#### Text block

- - -

This was another reality-by-script sort of story where dynamics that must have been real were heightened by encouraging impassioned monologues via a hidden camera. Most of the story revolved around women’s issues like way too much work juxtaposed against no scope for thinking, creativity, or exploring. There was a servant for a while -- I never did figure out where all that fluff came from and neither did they! The lone maid was the same mix of friend and skivvy as in the Manor House. It was emphasized that economic dynamics were lifting up this house for middle-class occupants into a new era of mini-luxury (MANY knick-knacks) even as the gentry in their Manor House were losing their grip on privilege.
At the end in the Manor House series everyone was reduced to tears by having to leave the horses behind. In the 1900’s House it was the chickens. Mom would eat eggs but it was the chickens’ personalities that made the family love them. I don’t know of any organized settlement where one can keep a rooster, but they got away with it somehow. The chickens were Black Orpington’s, supplied by a specialist in heritage breeds. He said they were very popular because their coloring matched with the pervasive soot of those days so they didn’t look dirty. One brief moment sticks in my mind: when an upset hen flew the coop, the big tough Marine father recaptured the bird, clasped it to his mighty chest -- stroking it as one would pet a cat -- and soothed, “There, there! It’s all right!”
Originally there had been rabbits to raise for eating, but they were immediately nixed by the mother, not only because she was a determined vegetarian (the only one in the family) but because she knew her girls would become so attached that they would fight to take the rabbits along at the end of the project! They were given to a pet store. Outside of that, the family came into the project fairly easily and left it the same way. They were, after all, a military family who had already moved twelve times and had lived in dubious places. The one most pleased to leave at the end was the small boy, who HATED, HATED, HATED the food until a researcher discovered that fish & chips came available about this time, early takeaway food. From then on, he did better. The father’s biggest hurdle was learning to shave with a straight-edged -- called a “cut throat” -- razor, but like many things that are difficult until mastered, at the end he asked to keep his razor.
Even with the bathtub, bathing was a problem, but that was alleviated when they discovered the neighborhood swimming pool which had been a government innovation to improve slum sanitation. Originally there was even a de-lousing room. Part of the rise of the middle class was a privatization of baths, baking, meat roasting, and other daily necessities, but until refrigeration (though ice cabinets helped) shopping was done daily, though by this time often the purveyor came to the door of the family.
The uncomfortable isolation of the family was artificial. In rowhouses of the period there was no doubt much going to and fro, much twitching of lace curtains, much sharing over the back fence. Church would have occupied time and energy while knitting people together. But this family was very good at inventing pastimes for themselves, putting on little shows, writing newspapers, taking piano lessons, inventing new games.

- - -

[Document understanding data]

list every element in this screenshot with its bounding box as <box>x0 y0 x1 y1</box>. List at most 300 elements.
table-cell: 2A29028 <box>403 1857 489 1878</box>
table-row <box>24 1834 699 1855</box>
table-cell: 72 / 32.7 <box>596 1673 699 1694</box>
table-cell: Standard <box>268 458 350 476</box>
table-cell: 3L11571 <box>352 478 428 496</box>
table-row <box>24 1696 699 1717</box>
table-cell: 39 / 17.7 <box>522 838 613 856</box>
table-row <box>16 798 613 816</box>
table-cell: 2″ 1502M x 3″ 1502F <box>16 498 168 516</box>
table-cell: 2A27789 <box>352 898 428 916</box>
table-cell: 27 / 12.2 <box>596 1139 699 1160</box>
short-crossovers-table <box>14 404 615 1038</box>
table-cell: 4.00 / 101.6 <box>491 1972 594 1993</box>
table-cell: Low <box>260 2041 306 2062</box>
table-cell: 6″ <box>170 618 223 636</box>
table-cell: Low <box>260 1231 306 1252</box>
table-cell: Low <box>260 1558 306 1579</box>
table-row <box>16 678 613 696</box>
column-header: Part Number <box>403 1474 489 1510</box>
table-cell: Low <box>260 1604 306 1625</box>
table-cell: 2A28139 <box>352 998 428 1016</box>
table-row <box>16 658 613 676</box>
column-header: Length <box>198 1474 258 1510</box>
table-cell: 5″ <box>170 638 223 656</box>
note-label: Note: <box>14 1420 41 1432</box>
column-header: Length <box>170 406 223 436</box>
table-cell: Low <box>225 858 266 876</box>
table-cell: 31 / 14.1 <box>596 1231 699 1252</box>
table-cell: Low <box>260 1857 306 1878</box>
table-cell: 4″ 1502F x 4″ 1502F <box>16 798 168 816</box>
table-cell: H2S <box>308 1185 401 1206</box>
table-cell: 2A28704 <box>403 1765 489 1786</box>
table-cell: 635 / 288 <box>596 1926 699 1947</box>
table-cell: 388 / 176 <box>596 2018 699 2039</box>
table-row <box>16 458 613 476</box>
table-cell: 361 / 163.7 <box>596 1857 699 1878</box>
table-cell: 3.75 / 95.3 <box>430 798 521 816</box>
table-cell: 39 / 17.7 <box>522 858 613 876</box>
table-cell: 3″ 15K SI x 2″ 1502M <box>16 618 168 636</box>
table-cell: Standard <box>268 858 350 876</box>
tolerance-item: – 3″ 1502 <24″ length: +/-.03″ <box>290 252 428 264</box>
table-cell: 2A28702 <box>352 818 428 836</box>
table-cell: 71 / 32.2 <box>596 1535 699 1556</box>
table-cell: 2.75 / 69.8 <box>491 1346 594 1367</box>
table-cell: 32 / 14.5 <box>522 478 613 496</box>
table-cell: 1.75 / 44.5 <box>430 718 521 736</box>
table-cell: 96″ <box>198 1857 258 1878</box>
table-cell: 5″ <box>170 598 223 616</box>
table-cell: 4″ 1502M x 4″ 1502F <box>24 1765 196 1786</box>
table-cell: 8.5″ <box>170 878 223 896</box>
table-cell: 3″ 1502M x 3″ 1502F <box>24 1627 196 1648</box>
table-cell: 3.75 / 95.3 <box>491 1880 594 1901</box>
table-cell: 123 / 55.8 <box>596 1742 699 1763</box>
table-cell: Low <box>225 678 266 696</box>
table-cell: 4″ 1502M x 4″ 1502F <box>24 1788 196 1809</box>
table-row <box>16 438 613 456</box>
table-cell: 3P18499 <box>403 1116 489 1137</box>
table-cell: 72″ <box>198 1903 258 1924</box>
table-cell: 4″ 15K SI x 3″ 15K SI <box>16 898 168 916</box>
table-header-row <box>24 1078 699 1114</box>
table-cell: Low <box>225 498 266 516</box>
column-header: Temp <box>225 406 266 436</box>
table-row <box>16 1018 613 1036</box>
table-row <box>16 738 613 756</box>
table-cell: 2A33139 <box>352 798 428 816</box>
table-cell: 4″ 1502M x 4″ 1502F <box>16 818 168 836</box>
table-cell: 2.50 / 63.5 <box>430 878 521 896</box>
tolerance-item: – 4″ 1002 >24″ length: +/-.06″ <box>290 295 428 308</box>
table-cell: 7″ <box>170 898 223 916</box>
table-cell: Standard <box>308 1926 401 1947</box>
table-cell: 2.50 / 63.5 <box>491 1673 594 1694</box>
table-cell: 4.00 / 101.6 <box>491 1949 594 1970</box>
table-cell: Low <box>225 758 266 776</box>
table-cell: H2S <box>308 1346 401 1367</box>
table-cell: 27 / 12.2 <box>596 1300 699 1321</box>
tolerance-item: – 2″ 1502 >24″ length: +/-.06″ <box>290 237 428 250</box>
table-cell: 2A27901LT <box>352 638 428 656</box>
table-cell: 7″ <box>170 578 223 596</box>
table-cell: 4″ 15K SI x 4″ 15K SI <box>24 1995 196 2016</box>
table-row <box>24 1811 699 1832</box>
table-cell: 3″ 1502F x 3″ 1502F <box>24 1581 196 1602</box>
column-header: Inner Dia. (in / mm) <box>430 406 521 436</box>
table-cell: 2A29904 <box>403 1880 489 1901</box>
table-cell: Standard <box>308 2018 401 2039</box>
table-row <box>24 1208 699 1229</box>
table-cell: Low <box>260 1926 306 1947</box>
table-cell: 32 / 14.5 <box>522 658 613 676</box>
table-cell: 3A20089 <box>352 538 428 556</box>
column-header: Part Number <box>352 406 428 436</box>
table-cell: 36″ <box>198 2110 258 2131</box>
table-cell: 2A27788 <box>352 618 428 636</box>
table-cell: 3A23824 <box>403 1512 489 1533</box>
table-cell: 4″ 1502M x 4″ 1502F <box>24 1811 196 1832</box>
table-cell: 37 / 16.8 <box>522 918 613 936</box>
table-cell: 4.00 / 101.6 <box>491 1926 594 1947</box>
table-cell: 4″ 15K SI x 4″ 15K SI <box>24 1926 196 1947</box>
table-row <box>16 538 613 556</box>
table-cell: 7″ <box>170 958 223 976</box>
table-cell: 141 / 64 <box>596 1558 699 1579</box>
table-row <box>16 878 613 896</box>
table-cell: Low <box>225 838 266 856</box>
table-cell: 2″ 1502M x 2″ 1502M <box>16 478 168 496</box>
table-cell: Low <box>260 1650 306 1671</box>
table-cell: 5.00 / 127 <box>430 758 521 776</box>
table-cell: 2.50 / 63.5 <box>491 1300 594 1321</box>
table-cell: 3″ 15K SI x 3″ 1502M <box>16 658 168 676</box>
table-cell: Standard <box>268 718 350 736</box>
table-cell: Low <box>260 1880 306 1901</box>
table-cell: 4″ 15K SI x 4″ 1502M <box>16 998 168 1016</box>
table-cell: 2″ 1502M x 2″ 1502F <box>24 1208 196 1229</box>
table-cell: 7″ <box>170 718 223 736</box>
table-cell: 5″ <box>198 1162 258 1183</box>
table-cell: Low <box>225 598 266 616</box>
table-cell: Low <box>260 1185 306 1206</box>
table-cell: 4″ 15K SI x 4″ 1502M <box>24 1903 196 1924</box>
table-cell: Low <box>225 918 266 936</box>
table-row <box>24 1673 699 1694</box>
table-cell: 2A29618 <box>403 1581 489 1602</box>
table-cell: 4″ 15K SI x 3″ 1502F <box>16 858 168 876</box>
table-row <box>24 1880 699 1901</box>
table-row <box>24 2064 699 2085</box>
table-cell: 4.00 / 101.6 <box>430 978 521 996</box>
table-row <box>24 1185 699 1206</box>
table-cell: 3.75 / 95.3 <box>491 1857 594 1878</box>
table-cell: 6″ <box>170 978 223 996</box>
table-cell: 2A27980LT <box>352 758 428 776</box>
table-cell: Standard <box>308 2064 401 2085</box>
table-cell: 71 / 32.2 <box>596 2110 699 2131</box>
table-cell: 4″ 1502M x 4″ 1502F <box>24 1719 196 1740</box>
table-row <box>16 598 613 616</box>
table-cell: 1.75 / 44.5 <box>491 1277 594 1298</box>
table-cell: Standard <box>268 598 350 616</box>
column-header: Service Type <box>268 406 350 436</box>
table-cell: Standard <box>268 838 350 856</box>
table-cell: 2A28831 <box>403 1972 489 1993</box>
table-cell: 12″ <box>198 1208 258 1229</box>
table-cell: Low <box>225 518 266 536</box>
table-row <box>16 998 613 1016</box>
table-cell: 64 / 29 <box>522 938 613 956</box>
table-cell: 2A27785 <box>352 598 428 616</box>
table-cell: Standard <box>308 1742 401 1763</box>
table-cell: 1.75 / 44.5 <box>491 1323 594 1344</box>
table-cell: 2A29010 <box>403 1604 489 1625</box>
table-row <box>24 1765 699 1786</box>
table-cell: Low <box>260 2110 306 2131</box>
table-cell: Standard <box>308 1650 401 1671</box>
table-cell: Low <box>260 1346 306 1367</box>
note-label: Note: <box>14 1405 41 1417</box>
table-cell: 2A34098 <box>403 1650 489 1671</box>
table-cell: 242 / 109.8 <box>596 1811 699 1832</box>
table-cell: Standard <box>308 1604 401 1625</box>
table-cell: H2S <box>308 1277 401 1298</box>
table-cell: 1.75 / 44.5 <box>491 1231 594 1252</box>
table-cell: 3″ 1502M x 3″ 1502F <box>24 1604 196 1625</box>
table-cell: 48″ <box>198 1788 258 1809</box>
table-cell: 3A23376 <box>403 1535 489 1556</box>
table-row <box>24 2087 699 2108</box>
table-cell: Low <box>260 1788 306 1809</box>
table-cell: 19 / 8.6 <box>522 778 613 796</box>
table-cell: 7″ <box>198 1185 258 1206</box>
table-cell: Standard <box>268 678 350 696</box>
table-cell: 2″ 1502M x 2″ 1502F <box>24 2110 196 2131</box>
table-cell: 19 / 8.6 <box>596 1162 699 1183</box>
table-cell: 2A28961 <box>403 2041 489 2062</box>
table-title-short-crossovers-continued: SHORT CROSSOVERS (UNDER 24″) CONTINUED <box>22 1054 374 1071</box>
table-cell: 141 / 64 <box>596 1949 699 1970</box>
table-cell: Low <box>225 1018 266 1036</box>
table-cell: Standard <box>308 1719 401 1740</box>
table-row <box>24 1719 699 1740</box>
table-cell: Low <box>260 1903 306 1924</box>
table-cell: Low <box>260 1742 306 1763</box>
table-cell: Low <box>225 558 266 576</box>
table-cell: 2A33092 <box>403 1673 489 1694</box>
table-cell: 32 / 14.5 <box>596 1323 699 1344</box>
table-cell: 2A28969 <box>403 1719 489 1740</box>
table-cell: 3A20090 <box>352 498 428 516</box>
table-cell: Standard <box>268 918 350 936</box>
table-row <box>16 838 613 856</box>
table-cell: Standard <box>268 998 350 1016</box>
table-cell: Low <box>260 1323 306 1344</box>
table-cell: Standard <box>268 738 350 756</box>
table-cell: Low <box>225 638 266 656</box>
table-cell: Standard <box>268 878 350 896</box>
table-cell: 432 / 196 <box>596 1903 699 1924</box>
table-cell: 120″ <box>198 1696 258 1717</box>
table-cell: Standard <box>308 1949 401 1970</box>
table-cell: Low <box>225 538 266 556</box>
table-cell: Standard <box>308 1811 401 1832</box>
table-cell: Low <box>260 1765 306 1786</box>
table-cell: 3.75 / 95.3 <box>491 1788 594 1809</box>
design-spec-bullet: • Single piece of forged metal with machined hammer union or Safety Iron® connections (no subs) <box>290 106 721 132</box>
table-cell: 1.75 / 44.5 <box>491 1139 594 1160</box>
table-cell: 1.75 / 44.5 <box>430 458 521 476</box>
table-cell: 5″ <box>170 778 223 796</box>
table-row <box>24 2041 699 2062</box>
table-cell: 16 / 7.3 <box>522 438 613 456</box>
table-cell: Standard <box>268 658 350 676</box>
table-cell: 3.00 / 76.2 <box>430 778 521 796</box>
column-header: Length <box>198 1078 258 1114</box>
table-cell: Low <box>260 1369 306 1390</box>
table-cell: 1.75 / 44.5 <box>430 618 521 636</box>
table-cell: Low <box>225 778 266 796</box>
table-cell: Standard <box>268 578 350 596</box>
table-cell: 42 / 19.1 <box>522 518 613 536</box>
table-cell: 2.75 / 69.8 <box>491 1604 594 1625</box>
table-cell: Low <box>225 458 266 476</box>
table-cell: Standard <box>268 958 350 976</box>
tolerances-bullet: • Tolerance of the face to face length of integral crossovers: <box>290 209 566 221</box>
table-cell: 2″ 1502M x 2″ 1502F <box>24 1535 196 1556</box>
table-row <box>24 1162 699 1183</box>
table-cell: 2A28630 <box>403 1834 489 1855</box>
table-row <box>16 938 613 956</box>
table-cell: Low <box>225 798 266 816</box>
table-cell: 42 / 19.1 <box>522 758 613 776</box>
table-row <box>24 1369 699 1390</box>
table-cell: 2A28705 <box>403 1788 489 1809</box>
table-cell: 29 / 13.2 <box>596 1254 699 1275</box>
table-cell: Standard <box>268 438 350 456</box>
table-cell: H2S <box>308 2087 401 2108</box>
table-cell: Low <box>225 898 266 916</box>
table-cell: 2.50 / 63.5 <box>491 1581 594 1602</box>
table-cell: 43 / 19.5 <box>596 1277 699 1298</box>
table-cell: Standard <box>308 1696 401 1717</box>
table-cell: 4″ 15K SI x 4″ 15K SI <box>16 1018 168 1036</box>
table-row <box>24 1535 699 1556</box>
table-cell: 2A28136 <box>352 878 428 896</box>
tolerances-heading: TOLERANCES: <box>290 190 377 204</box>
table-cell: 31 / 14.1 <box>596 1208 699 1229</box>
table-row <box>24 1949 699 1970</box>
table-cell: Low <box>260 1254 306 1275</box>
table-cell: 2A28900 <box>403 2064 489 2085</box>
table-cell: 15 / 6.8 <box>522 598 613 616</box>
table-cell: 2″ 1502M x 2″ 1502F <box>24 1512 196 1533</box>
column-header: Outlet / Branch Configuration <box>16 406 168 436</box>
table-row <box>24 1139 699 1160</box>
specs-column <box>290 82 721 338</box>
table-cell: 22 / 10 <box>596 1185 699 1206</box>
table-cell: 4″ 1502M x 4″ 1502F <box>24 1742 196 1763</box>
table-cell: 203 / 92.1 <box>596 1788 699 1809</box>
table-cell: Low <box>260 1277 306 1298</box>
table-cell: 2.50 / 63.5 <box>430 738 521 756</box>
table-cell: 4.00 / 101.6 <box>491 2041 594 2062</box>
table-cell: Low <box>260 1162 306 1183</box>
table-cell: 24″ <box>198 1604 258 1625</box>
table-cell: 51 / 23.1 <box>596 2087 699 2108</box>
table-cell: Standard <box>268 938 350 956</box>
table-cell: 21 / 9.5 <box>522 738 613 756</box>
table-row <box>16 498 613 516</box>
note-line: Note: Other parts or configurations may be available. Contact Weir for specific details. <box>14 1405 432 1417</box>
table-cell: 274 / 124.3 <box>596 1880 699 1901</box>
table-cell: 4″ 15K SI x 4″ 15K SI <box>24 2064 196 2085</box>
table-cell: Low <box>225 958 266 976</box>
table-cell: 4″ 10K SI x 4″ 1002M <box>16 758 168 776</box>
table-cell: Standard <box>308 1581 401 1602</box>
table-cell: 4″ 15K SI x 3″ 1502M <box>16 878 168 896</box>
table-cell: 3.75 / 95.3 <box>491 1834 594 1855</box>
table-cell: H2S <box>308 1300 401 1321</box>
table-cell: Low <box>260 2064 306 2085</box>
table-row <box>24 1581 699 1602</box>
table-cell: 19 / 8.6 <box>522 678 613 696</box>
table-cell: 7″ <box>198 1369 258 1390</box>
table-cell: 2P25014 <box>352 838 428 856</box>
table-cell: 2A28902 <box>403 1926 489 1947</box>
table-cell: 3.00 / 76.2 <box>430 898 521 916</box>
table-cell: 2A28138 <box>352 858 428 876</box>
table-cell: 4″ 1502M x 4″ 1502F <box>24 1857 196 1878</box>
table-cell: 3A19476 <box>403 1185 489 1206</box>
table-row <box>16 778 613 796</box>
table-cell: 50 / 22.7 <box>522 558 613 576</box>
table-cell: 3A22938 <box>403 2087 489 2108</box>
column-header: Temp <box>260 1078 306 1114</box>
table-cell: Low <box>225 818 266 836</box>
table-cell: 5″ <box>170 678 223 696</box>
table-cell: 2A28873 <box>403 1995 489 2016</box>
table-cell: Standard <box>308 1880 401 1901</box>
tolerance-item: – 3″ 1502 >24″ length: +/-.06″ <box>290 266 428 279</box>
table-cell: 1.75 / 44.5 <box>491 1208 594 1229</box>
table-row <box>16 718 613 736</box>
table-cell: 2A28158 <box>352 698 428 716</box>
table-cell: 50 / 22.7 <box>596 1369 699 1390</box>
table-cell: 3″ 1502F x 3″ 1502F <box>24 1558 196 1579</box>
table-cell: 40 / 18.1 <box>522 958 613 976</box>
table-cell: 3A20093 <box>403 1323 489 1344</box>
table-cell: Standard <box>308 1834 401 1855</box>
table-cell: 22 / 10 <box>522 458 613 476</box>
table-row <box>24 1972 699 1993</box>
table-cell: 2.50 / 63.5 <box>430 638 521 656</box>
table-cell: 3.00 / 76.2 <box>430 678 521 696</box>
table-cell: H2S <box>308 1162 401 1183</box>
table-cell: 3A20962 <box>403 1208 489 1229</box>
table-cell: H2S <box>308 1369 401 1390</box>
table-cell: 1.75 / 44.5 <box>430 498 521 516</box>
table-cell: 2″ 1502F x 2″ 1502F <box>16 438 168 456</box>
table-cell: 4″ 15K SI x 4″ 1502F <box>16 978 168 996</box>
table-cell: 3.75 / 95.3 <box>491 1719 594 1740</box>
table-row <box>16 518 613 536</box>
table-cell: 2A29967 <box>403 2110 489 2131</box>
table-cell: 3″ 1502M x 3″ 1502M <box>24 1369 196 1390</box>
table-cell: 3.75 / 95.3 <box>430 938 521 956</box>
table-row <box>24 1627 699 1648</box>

- - -

#### Exercise directions
In the passage about the 1900's House series, extract the exact text starting with "Even with the" and going on through "of the family.".

#### Answer
Even with the bathtub, bathing was a problem, but that was alleviated when they discovered the neighborhood swimming pool which had been a government innovation to improve slum sanitation. Originally there was even a de-lousing room. Part of the rise of the middle class was a privatization of baths, baking, meat roasting, and other daily necessities, but until refrigeration (though ice cabinets helped) shopping was done daily, though by this time often the purveyor came to the door of the family.